## Begin

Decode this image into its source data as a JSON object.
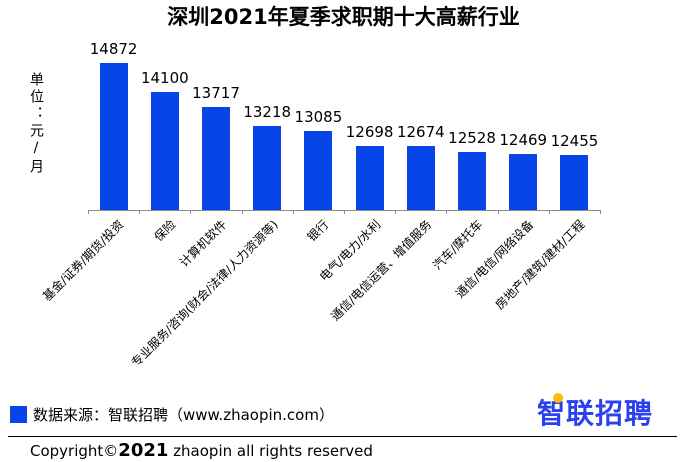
{
  "chart_data": {
    "type": "bar",
    "title": "深圳2021年夏季求职期十大高薪行业",
    "unit_label": "单位：元/月",
    "categories": [
      "基金/证券/期货/投资",
      "保险",
      "计算机软件",
      "专业服务/咨询(财会/法律/人力资源等)",
      "银行",
      "电气/电力/水利",
      "通信/电信运营、增值服务",
      "汽车/摩托车",
      "通信/电信/网络设备",
      "房地产/建筑/建材/工程"
    ],
    "values": [
      14872,
      14100,
      13717,
      13218,
      13085,
      12698,
      12674,
      12528,
      12469,
      12455
    ],
    "xlabel": "",
    "ylabel": "单位：元/月",
    "ylim": [
      11000,
      15000
    ],
    "grid": false,
    "value_labels": true,
    "legend_position": "bottom-left",
    "category_label_rotation": 45
  },
  "footer": {
    "source_label": "数据来源：智联招聘（www.zhaopin.com）",
    "logo_text": "智联招聘",
    "copyright_prefix": "Copyright©",
    "copyright_year": "2021",
    "copyright_suffix": " zhaopin all rights reserved"
  },
  "colors": {
    "bar": "#0845e8",
    "axis": "#8a8a8a",
    "logo_blue": "#2b40ee",
    "logo_dot_yellow": "#ffbb00",
    "text": "#000000"
  }
}
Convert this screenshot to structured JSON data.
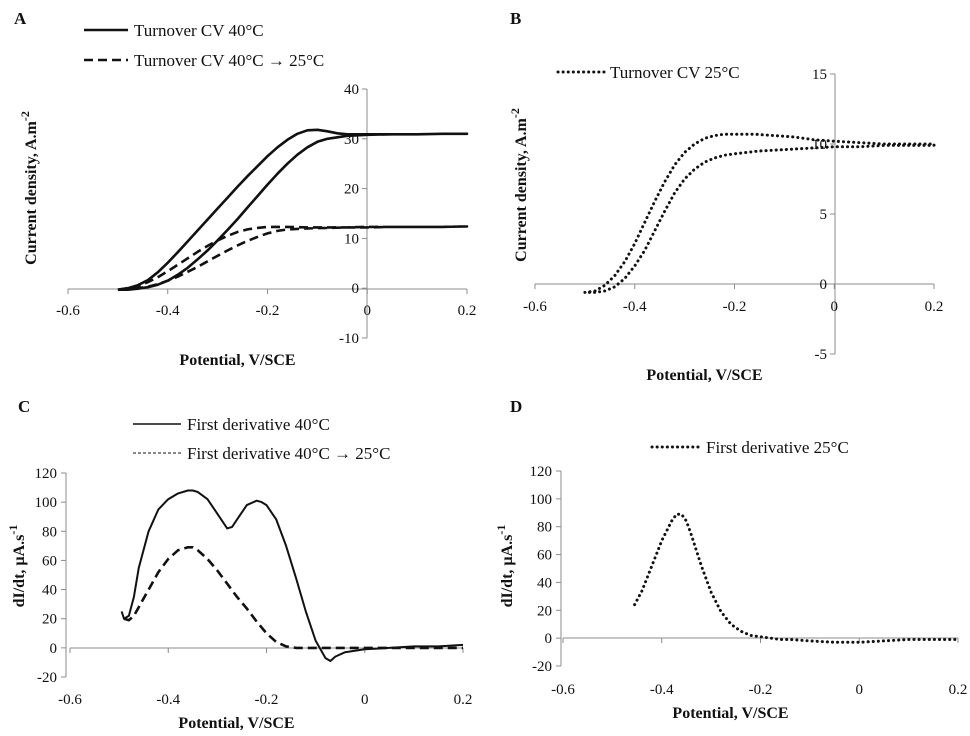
{
  "chart_data": [
    {
      "panel_label": "A",
      "type": "line",
      "xlabel": "Potential, V/SCE",
      "ylabel": "Current density, A.m-2",
      "xlim": [
        -0.6,
        0.2
      ],
      "ylim": [
        -10,
        40
      ],
      "x_ticks": [
        -0.6,
        -0.4,
        -0.2,
        0,
        0.2
      ],
      "y_ticks": [
        -10,
        0,
        10,
        20,
        30,
        40
      ],
      "grid": false,
      "legend_position": "top-left",
      "series": [
        {
          "name": "Turnover CV   40°C",
          "style": "solid",
          "x": [
            -0.5,
            -0.48,
            -0.46,
            -0.44,
            -0.42,
            -0.4,
            -0.38,
            -0.36,
            -0.34,
            -0.32,
            -0.3,
            -0.28,
            -0.26,
            -0.24,
            -0.22,
            -0.2,
            -0.18,
            -0.16,
            -0.14,
            -0.12,
            -0.1,
            -0.08,
            -0.06,
            -0.04,
            0,
            0.05,
            0.1,
            0.15,
            0.2,
            0.2,
            0.15,
            0.1,
            0.05,
            0,
            -0.04,
            -0.08,
            -0.1,
            -0.12,
            -0.14,
            -0.16,
            -0.18,
            -0.2,
            -0.22,
            -0.24,
            -0.26,
            -0.28,
            -0.3,
            -0.32,
            -0.34,
            -0.36,
            -0.38,
            -0.4,
            -0.42,
            -0.44,
            -0.46,
            -0.48,
            -0.5
          ],
          "y": [
            -0.3,
            0.0,
            0.6,
            1.6,
            3.2,
            5.1,
            7.2,
            9.4,
            11.6,
            13.8,
            16.0,
            18.2,
            20.4,
            22.5,
            24.5,
            26.5,
            28.3,
            29.8,
            31.0,
            31.7,
            31.8,
            31.5,
            31.1,
            30.9,
            30.9,
            30.9,
            30.9,
            31.0,
            31.0,
            31.0,
            31.0,
            30.9,
            30.9,
            30.8,
            30.6,
            30.0,
            29.4,
            28.3,
            26.8,
            25.0,
            23.0,
            20.8,
            18.5,
            16.2,
            13.9,
            11.7,
            9.6,
            7.6,
            5.8,
            4.1,
            2.7,
            1.5,
            0.7,
            0.2,
            -0.1,
            -0.3,
            -0.3
          ]
        },
        {
          "name": "Turnover CV   40°C → 25°C",
          "style": "dashed",
          "x": [
            -0.5,
            -0.48,
            -0.46,
            -0.44,
            -0.42,
            -0.4,
            -0.38,
            -0.36,
            -0.34,
            -0.32,
            -0.3,
            -0.28,
            -0.26,
            -0.24,
            -0.22,
            -0.2,
            -0.18,
            -0.16,
            -0.12,
            -0.08,
            -0.04,
            0,
            0.05,
            0.1,
            0.15,
            0.2,
            0.2,
            0.15,
            0.1,
            0.05,
            0,
            -0.04,
            -0.08,
            -0.12,
            -0.16,
            -0.18,
            -0.2,
            -0.22,
            -0.24,
            -0.26,
            -0.28,
            -0.3,
            -0.32,
            -0.34,
            -0.36,
            -0.38,
            -0.4,
            -0.42,
            -0.44,
            -0.46,
            -0.48,
            -0.5
          ],
          "y": [
            -0.3,
            0.0,
            0.4,
            1.2,
            2.2,
            3.4,
            4.7,
            6.0,
            7.3,
            8.5,
            9.6,
            10.5,
            11.3,
            11.8,
            12.1,
            12.3,
            12.3,
            12.3,
            12.2,
            12.2,
            12.2,
            12.3,
            12.3,
            12.3,
            12.3,
            12.4,
            12.4,
            12.3,
            12.3,
            12.3,
            12.2,
            12.2,
            12.1,
            12.0,
            11.8,
            11.5,
            11.0,
            10.3,
            9.5,
            8.6,
            7.6,
            6.5,
            5.4,
            4.3,
            3.3,
            2.3,
            1.5,
            0.8,
            0.3,
            0.0,
            -0.2,
            -0.3
          ]
        }
      ]
    },
    {
      "panel_label": "B",
      "type": "line",
      "xlabel": "Potential, V/SCE",
      "ylabel": "Current density, A.m-2",
      "xlim": [
        -0.6,
        0.2
      ],
      "ylim": [
        -5,
        15
      ],
      "x_ticks": [
        -0.6,
        -0.4,
        -0.2,
        0,
        0.2
      ],
      "y_ticks": [
        -5,
        0,
        5,
        10,
        15
      ],
      "grid": false,
      "legend_position": "top-left",
      "series": [
        {
          "name": "Turnover CV   25°C",
          "style": "dotted",
          "x": [
            -0.5,
            -0.48,
            -0.46,
            -0.44,
            -0.42,
            -0.4,
            -0.38,
            -0.36,
            -0.34,
            -0.32,
            -0.3,
            -0.28,
            -0.26,
            -0.24,
            -0.22,
            -0.2,
            -0.16,
            -0.12,
            -0.08,
            -0.04,
            0,
            0.05,
            0.1,
            0.15,
            0.2,
            0.2,
            0.15,
            0.1,
            0.05,
            0,
            -0.05,
            -0.1,
            -0.15,
            -0.2,
            -0.22,
            -0.24,
            -0.26,
            -0.28,
            -0.3,
            -0.32,
            -0.34,
            -0.36,
            -0.38,
            -0.4,
            -0.42,
            -0.44,
            -0.46,
            -0.48,
            -0.5
          ],
          "y": [
            -0.6,
            -0.5,
            -0.1,
            0.6,
            1.6,
            2.9,
            4.4,
            5.9,
            7.3,
            8.5,
            9.4,
            10.0,
            10.4,
            10.6,
            10.7,
            10.7,
            10.7,
            10.6,
            10.5,
            10.3,
            10.2,
            10.1,
            10.0,
            10.0,
            10.0,
            9.9,
            9.9,
            9.9,
            9.8,
            9.8,
            9.7,
            9.6,
            9.5,
            9.3,
            9.2,
            9.0,
            8.7,
            8.2,
            7.5,
            6.5,
            5.2,
            3.8,
            2.4,
            1.3,
            0.4,
            -0.2,
            -0.5,
            -0.6,
            -0.6
          ]
        }
      ]
    },
    {
      "panel_label": "C",
      "type": "line",
      "xlabel": "Potential, V/SCE",
      "ylabel": "dI/dt, µA.s-1",
      "xlim": [
        -0.6,
        0.2
      ],
      "ylim": [
        -20,
        120
      ],
      "x_ticks": [
        -0.6,
        -0.4,
        -0.2,
        0,
        0.2
      ],
      "y_ticks": [
        -20,
        0,
        20,
        40,
        60,
        80,
        100,
        120
      ],
      "grid": false,
      "legend_position": "top-center",
      "series": [
        {
          "name": "First derivative   40°C",
          "style": "solid",
          "x": [
            -0.495,
            -0.49,
            -0.48,
            -0.47,
            -0.46,
            -0.44,
            -0.42,
            -0.4,
            -0.38,
            -0.36,
            -0.35,
            -0.34,
            -0.32,
            -0.3,
            -0.28,
            -0.27,
            -0.26,
            -0.24,
            -0.22,
            -0.21,
            -0.2,
            -0.18,
            -0.16,
            -0.14,
            -0.12,
            -0.1,
            -0.08,
            -0.07,
            -0.06,
            -0.04,
            -0.02,
            0,
            0.05,
            0.1,
            0.15,
            0.2
          ],
          "y": [
            25,
            20,
            22,
            35,
            55,
            80,
            95,
            102,
            106,
            108,
            108,
            107,
            102,
            92,
            82,
            83,
            88,
            98,
            101,
            100,
            98,
            88,
            70,
            48,
            25,
            5,
            -7,
            -9,
            -6,
            -3,
            -2,
            -1,
            0,
            1,
            1,
            2
          ]
        },
        {
          "name": "First derivative   40°C → 25°C",
          "style": "dashed",
          "x": [
            -0.49,
            -0.48,
            -0.47,
            -0.46,
            -0.44,
            -0.42,
            -0.4,
            -0.38,
            -0.36,
            -0.35,
            -0.34,
            -0.32,
            -0.3,
            -0.28,
            -0.26,
            -0.24,
            -0.22,
            -0.2,
            -0.18,
            -0.16,
            -0.14,
            -0.12,
            -0.1,
            -0.05,
            0,
            0.05,
            0.1,
            0.15,
            0.2
          ],
          "y": [
            20,
            19,
            22,
            28,
            40,
            52,
            61,
            67,
            69,
            69,
            67,
            61,
            53,
            44,
            35,
            27,
            18,
            10,
            4,
            1,
            0,
            0,
            0,
            0,
            0,
            0,
            0,
            0,
            0
          ]
        }
      ]
    },
    {
      "panel_label": "D",
      "type": "line",
      "xlabel": "Potential, V/SCE",
      "ylabel": "dI/dt, µA.s-1",
      "xlim": [
        -0.6,
        0.2
      ],
      "ylim": [
        -20,
        120
      ],
      "x_ticks": [
        -0.6,
        -0.4,
        -0.2,
        0,
        0.2
      ],
      "y_ticks": [
        -20,
        0,
        20,
        40,
        60,
        80,
        100,
        120
      ],
      "grid": false,
      "legend_position": "top-center",
      "series": [
        {
          "name": "First derivative   25°C",
          "style": "dotted",
          "x": [
            -0.455,
            -0.44,
            -0.42,
            -0.4,
            -0.38,
            -0.37,
            -0.36,
            -0.35,
            -0.34,
            -0.32,
            -0.3,
            -0.28,
            -0.26,
            -0.24,
            -0.22,
            -0.2,
            -0.18,
            -0.16,
            -0.14,
            -0.1,
            -0.05,
            0,
            0.05,
            0.1,
            0.15,
            0.2
          ],
          "y": [
            24,
            34,
            52,
            70,
            84,
            89,
            89,
            84,
            74,
            52,
            33,
            19,
            10,
            5,
            2,
            1,
            0,
            -1,
            -1,
            -2,
            -3,
            -3,
            -2,
            -1,
            -1,
            -1
          ]
        }
      ]
    }
  ]
}
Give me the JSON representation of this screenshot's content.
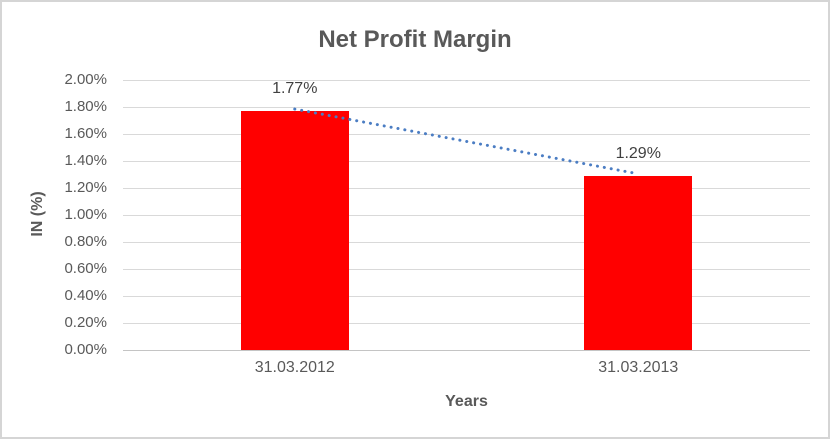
{
  "chart": {
    "title": "Net Profit Margin",
    "x_axis_title": "Years",
    "y_axis_title": "IN (%)",
    "y_ticks": [
      "2.00%",
      "1.80%",
      "1.60%",
      "1.40%",
      "1.20%",
      "1.00%",
      "0.80%",
      "0.60%",
      "0.40%",
      "0.20%",
      "0.00%"
    ],
    "categories": [
      "31.03.2012",
      "31.03.2013"
    ],
    "data_labels": [
      "1.77%",
      "1.29%"
    ],
    "colors": {
      "bar": "#FF0000",
      "trendline": "#4B7DC3",
      "title_text": "#595959",
      "tick_text": "#595959",
      "data_label_text": "#404040",
      "gridline": "#D9D9D9",
      "axis_line": "#C4C4C4",
      "frame_border": "#D5D5D5"
    }
  },
  "chart_data": {
    "type": "bar",
    "title": "Net Profit Margin",
    "xlabel": "Years",
    "ylabel": "IN (%)",
    "categories": [
      "31.03.2012",
      "31.03.2013"
    ],
    "values": [
      1.77,
      1.29
    ],
    "value_labels": [
      "1.77%",
      "1.29%"
    ],
    "unit": "%",
    "ylim": [
      0,
      2.0
    ],
    "ytick_step": 0.2,
    "grid": true,
    "legend": false,
    "bar_color": "#FF0000",
    "trendline": {
      "style": "dotted",
      "color": "#4B7DC3",
      "from_value": 1.77,
      "to_value": 1.29
    }
  }
}
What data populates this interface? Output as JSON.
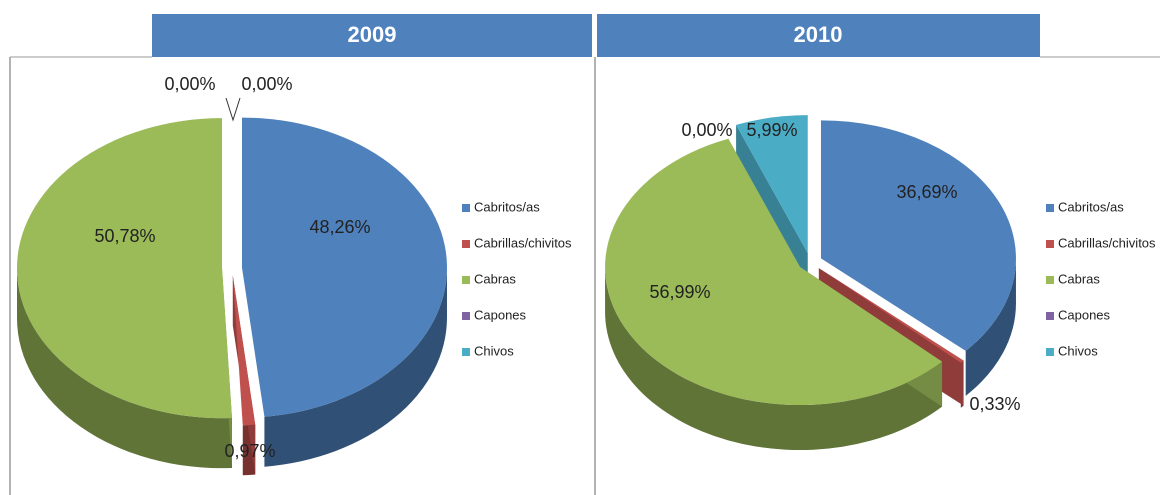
{
  "chart_data": [
    {
      "type": "pie",
      "title": "2009",
      "categories": [
        "Cabritos/as",
        "Cabrillas/chivitos",
        "Cabras",
        "Capones",
        "Chivos"
      ],
      "values": [
        48.26,
        0.97,
        50.78,
        0,
        0
      ],
      "value_labels": [
        "48,26%",
        "0,97%",
        "50,78%",
        "0,00%",
        "0,00%"
      ],
      "colors": [
        "#4f81bd",
        "#c0504d",
        "#9bbb59",
        "#8064a2",
        "#4bacc6"
      ]
    },
    {
      "type": "pie",
      "title": "2010",
      "categories": [
        "Cabritos/as",
        "Cabrillas/chivitos",
        "Cabras",
        "Capones",
        "Chivos"
      ],
      "values": [
        36.69,
        0.33,
        56.99,
        0,
        5.99
      ],
      "value_labels": [
        "36,69%",
        "0,33%",
        "56,99%",
        "0,00%",
        "5,99%"
      ],
      "colors": [
        "#4f81bd",
        "#c0504d",
        "#9bbb59",
        "#8064a2",
        "#4bacc6"
      ]
    }
  ]
}
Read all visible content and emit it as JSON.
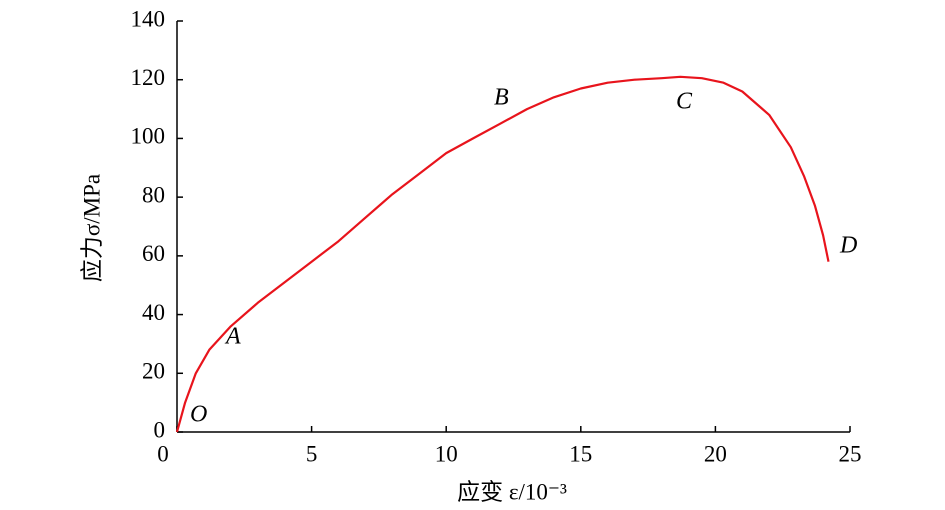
{
  "chart_data": {
    "type": "line",
    "x_label": "应变 ε/10⁻³",
    "y_label": "应力σ/MPa",
    "annotations": [
      "O",
      "A",
      "B",
      "C",
      "D"
    ],
    "x": [
      0,
      0.3,
      0.7,
      1.2,
      2,
      3,
      4,
      5,
      6,
      7,
      8,
      9,
      10,
      11,
      12,
      13,
      14,
      15,
      16,
      17,
      18,
      18.7,
      19.5,
      20.3,
      21,
      22,
      22.8,
      23.3,
      23.7,
      24,
      24.2
    ],
    "series": [
      {
        "color": "#e8141c",
        "values": [
          0,
          10,
          20,
          28,
          36,
          44,
          51,
          58,
          65,
          73,
          81,
          88,
          95,
          100,
          105,
          110,
          114,
          117,
          119,
          120,
          120.5,
          121,
          120.5,
          119,
          116,
          108,
          97,
          87,
          77,
          67,
          58
        ]
      }
    ],
    "xlim": [
      0,
      25
    ],
    "xticks": [
      0,
      5,
      10,
      15,
      20,
      25
    ],
    "ylim": [
      0,
      140
    ],
    "yticks": [
      0,
      20,
      40,
      60,
      80,
      100,
      120,
      140
    ]
  }
}
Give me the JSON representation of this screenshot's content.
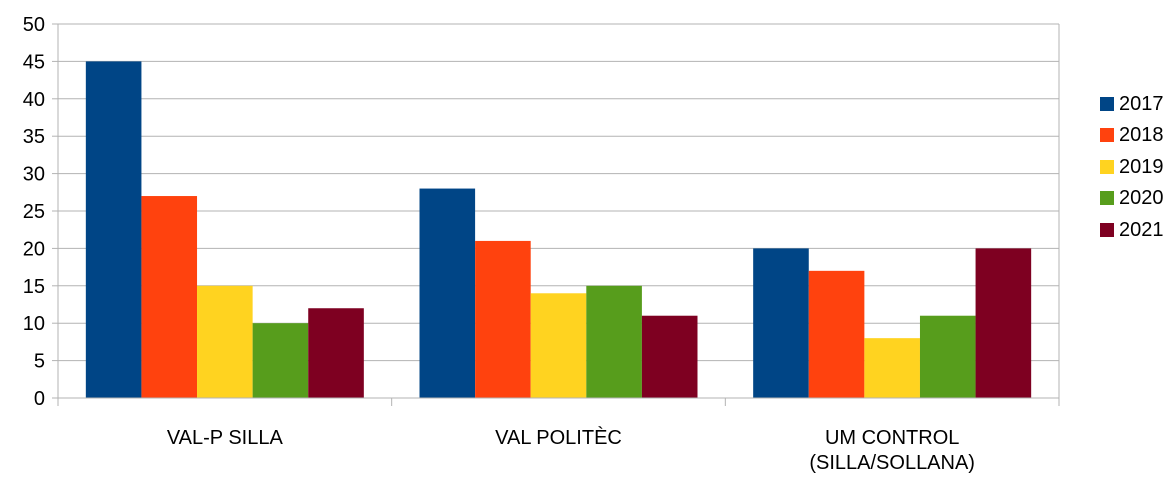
{
  "chart_data": {
    "type": "bar",
    "categories": [
      "VAL-P SILLA",
      "VAL POLITÈC",
      "UM CONTROL (SILLA/SOLLANA)"
    ],
    "category_label_lines": [
      [
        "VAL-P SILLA"
      ],
      [
        "VAL POLITÈC"
      ],
      [
        "UM CONTROL",
        "(SILLA/SOLLANA)"
      ]
    ],
    "series": [
      {
        "name": "2017",
        "color": "#004586",
        "values": [
          45,
          28,
          20
        ]
      },
      {
        "name": "2018",
        "color": "#ff420e",
        "values": [
          27,
          21,
          17
        ]
      },
      {
        "name": "2019",
        "color": "#ffd320",
        "values": [
          15,
          14,
          8
        ]
      },
      {
        "name": "2020",
        "color": "#579d1c",
        "values": [
          10,
          15,
          11
        ]
      },
      {
        "name": "2021",
        "color": "#7e0021",
        "values": [
          12,
          11,
          20
        ]
      }
    ],
    "y_ticks": [
      "0",
      "5",
      "10",
      "15",
      "20",
      "25",
      "30",
      "35",
      "40",
      "45",
      "50"
    ],
    "ylim": [
      0,
      50
    ],
    "grid": true,
    "legend_position": "right",
    "title": "",
    "xlabel": "",
    "ylabel": ""
  }
}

## End

• _Task to carry out_
Pull out each line containing the word "CONTROL" and copy it.

• _Solution_
      "UM CONTROL (SILLA/SOLLANA)"
        "UM CONTROL",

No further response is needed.